WORK INSTRUCTIONS: Tell how many lines have the string "name" in them, and write nothing besides the number.

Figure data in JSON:
***
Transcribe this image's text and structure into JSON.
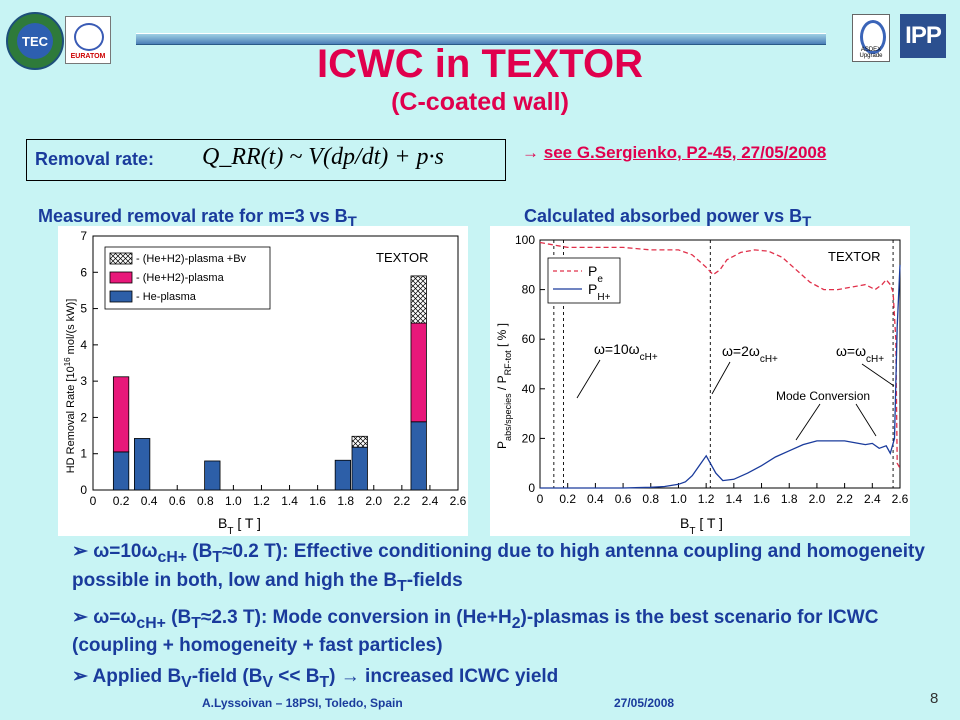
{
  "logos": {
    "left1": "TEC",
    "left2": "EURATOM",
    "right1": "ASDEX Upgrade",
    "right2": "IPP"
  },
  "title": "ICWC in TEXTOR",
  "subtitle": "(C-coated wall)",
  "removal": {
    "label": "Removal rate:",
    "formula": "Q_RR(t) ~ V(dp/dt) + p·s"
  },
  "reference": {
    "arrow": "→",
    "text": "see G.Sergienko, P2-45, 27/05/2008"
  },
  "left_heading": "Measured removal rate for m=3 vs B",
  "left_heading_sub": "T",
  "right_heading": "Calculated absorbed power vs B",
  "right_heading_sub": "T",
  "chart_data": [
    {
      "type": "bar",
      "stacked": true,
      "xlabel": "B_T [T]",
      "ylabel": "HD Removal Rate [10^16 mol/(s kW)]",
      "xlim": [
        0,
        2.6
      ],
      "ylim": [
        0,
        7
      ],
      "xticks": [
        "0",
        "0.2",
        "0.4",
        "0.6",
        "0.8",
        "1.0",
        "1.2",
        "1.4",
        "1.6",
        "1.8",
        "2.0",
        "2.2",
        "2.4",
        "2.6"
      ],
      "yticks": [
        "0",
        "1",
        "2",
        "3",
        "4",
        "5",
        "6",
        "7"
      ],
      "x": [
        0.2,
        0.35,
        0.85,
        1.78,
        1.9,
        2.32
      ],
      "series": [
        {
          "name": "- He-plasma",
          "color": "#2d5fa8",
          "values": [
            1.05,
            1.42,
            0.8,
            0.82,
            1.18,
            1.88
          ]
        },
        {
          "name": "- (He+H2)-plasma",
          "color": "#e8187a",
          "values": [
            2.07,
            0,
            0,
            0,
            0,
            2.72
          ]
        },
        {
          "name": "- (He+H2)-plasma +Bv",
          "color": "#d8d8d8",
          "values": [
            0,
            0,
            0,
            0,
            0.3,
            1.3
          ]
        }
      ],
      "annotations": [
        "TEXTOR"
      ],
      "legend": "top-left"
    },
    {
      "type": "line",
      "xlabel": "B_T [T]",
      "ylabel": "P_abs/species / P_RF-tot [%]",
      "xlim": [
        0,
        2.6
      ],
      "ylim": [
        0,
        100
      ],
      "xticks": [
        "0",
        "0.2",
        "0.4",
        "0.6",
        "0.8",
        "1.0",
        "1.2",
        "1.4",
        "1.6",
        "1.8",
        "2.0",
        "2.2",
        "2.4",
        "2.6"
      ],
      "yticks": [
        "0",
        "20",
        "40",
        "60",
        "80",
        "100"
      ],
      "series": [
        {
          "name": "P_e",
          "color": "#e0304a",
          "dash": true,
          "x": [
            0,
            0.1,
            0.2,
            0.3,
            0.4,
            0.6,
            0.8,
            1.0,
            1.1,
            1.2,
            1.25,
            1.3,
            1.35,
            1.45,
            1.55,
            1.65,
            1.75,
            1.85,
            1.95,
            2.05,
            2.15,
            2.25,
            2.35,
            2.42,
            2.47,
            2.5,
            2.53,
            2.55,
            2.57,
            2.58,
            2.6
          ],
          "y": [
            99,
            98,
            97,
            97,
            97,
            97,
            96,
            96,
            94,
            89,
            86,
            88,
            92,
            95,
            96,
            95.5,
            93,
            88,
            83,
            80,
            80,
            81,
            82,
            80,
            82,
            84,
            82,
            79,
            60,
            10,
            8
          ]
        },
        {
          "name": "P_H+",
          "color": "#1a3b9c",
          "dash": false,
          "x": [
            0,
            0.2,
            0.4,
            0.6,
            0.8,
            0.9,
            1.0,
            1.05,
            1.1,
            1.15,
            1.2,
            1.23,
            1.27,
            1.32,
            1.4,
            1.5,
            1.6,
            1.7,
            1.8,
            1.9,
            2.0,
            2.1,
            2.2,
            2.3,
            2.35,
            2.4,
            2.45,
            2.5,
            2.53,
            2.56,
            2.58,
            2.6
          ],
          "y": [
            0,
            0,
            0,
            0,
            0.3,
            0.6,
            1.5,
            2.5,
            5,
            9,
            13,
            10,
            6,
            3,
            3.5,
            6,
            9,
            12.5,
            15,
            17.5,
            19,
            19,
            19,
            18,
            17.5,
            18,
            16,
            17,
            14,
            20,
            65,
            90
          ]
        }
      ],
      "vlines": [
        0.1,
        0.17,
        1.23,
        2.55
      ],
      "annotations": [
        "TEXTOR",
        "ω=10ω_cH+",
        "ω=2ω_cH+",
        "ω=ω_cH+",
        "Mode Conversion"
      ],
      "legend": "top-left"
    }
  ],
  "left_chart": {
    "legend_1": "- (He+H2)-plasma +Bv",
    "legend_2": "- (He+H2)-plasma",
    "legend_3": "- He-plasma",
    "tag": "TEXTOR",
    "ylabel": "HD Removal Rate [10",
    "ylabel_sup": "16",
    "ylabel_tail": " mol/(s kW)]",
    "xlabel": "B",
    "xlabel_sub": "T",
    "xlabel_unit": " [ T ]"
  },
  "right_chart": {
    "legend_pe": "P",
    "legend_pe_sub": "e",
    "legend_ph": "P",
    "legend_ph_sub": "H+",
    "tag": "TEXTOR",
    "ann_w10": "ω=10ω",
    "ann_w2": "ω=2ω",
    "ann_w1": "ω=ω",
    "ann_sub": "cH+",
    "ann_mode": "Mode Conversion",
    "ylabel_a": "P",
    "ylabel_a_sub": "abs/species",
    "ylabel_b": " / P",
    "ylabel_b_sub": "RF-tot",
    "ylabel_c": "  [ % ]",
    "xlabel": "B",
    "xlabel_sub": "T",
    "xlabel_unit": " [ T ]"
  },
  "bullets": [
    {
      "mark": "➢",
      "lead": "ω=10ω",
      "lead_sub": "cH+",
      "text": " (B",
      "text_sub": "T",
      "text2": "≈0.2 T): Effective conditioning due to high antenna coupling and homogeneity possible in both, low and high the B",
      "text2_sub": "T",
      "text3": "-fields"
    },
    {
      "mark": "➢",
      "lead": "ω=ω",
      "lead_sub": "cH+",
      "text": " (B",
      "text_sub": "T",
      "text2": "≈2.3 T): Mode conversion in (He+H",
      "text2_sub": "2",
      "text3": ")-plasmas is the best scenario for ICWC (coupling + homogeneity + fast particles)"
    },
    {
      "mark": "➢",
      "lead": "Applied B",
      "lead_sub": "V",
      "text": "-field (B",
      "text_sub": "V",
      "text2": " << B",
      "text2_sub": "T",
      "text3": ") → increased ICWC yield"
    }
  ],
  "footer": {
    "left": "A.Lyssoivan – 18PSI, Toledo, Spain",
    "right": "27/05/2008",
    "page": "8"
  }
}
***
FINISHED EXERCISE: 5